WHAT TO PRODUCE: Write out the records word for word, from their first line up to and including the line that contains "v3-s8[interactable]: ⬠ bbox=[2, 379, 14, 392]".

____

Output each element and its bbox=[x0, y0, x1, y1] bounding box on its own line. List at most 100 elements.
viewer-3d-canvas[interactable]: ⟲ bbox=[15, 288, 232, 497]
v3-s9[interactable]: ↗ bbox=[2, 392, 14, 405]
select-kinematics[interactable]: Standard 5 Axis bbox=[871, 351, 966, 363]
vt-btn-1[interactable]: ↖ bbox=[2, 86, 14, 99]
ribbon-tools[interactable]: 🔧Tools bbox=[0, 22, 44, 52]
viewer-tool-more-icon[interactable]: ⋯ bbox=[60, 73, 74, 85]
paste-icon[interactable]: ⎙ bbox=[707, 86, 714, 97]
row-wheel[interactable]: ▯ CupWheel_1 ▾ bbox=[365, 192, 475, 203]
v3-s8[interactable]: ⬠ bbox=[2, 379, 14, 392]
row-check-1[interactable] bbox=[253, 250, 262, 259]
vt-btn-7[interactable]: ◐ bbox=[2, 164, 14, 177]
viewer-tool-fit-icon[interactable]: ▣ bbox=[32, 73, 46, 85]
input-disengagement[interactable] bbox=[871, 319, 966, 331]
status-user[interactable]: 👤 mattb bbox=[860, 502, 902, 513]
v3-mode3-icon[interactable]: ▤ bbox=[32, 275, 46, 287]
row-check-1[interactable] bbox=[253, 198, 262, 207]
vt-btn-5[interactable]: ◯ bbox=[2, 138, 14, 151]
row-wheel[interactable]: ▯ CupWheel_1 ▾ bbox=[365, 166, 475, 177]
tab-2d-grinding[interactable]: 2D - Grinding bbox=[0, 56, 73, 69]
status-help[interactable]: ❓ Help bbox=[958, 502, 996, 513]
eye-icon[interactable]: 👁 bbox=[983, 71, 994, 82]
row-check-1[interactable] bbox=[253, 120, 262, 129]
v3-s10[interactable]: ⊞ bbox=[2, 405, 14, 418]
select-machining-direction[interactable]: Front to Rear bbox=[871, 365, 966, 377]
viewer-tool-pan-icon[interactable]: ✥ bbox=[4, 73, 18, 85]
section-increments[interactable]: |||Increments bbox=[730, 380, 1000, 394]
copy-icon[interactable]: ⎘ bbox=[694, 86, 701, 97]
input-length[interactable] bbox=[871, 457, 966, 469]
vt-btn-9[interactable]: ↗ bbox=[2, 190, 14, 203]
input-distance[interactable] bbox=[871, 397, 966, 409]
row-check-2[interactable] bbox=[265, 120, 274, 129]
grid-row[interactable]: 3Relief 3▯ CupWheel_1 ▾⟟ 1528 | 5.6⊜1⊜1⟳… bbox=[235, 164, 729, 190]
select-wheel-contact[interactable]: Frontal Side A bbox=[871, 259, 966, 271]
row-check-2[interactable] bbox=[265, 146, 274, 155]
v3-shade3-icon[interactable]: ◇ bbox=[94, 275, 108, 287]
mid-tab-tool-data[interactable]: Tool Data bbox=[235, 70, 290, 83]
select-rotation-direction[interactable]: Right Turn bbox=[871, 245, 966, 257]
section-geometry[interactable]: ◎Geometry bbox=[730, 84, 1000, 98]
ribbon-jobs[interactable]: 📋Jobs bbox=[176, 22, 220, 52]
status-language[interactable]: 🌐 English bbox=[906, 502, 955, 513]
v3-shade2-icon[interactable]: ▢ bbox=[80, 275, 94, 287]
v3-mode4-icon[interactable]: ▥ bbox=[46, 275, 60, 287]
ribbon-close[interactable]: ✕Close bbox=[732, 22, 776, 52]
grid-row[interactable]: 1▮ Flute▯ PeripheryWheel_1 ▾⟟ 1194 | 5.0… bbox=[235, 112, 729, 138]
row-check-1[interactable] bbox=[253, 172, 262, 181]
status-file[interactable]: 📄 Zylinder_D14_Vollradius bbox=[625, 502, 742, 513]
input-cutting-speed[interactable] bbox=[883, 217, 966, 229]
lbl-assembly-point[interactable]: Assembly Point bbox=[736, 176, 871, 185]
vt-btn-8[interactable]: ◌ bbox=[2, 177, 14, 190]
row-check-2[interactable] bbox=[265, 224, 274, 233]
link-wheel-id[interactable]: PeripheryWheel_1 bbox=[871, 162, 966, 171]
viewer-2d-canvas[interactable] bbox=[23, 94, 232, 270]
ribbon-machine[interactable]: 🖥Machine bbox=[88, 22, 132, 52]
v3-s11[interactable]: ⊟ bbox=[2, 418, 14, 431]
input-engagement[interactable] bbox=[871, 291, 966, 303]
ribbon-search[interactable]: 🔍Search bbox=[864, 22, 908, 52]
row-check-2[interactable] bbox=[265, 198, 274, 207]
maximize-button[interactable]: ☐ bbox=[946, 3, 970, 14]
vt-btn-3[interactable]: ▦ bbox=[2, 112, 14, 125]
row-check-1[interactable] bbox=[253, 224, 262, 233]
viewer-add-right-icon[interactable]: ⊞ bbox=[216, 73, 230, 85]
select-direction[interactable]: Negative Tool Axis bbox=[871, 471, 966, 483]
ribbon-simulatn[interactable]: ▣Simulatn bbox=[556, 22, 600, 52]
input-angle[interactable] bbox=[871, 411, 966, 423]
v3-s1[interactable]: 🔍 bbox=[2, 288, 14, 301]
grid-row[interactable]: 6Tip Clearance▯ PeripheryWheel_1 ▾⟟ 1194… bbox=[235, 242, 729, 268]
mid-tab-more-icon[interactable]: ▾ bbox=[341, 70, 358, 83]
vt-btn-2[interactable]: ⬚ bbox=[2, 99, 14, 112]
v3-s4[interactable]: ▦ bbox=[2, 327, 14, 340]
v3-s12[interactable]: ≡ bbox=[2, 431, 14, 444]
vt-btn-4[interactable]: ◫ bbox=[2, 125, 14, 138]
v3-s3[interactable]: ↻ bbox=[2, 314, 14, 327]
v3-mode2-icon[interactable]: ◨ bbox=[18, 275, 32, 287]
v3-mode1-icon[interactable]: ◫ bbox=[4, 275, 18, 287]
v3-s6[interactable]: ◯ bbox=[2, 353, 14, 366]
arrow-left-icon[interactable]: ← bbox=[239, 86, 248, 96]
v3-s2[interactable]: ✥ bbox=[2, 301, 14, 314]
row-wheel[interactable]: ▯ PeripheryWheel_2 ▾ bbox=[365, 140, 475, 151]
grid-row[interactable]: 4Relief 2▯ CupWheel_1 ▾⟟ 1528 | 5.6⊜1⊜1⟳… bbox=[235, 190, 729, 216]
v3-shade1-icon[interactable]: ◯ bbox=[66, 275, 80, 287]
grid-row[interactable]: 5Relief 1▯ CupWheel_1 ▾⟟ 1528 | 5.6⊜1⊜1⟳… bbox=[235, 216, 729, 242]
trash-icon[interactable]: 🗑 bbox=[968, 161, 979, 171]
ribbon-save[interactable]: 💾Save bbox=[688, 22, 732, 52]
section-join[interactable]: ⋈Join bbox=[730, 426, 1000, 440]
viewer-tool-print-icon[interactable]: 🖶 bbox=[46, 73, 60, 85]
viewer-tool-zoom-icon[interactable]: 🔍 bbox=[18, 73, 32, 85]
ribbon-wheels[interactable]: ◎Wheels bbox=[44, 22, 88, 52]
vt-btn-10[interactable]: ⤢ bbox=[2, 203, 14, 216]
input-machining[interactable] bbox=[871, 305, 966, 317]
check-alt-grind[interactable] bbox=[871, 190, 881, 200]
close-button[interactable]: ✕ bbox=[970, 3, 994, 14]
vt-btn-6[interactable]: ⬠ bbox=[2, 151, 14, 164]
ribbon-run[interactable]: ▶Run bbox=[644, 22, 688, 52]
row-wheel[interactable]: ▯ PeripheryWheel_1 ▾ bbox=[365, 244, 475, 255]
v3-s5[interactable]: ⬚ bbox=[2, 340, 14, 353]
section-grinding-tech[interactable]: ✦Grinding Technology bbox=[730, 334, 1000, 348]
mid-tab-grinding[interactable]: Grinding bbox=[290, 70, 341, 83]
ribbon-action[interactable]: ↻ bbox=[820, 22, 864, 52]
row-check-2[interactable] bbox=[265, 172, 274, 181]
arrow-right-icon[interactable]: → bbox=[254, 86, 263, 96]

____

EXERCISE OUTPUT:
Output each element and its bbox=[x0, y0, x1, y1] bounding box on its own line. List at most 100 elements.
viewer-3d-canvas[interactable]: ⟲ bbox=[15, 288, 232, 497]
v3-s9[interactable]: ↗ bbox=[2, 392, 14, 405]
select-kinematics[interactable]: Standard 5 Axis bbox=[871, 351, 966, 363]
vt-btn-1[interactable]: ↖ bbox=[2, 86, 14, 99]
ribbon-tools[interactable]: 🔧Tools bbox=[0, 22, 44, 52]
viewer-tool-more-icon[interactable]: ⋯ bbox=[60, 73, 74, 85]
paste-icon[interactable]: ⎙ bbox=[707, 86, 714, 97]
row-wheel[interactable]: ▯ CupWheel_1 ▾ bbox=[365, 192, 475, 203]
v3-s8[interactable]: ⬠ bbox=[2, 379, 14, 392]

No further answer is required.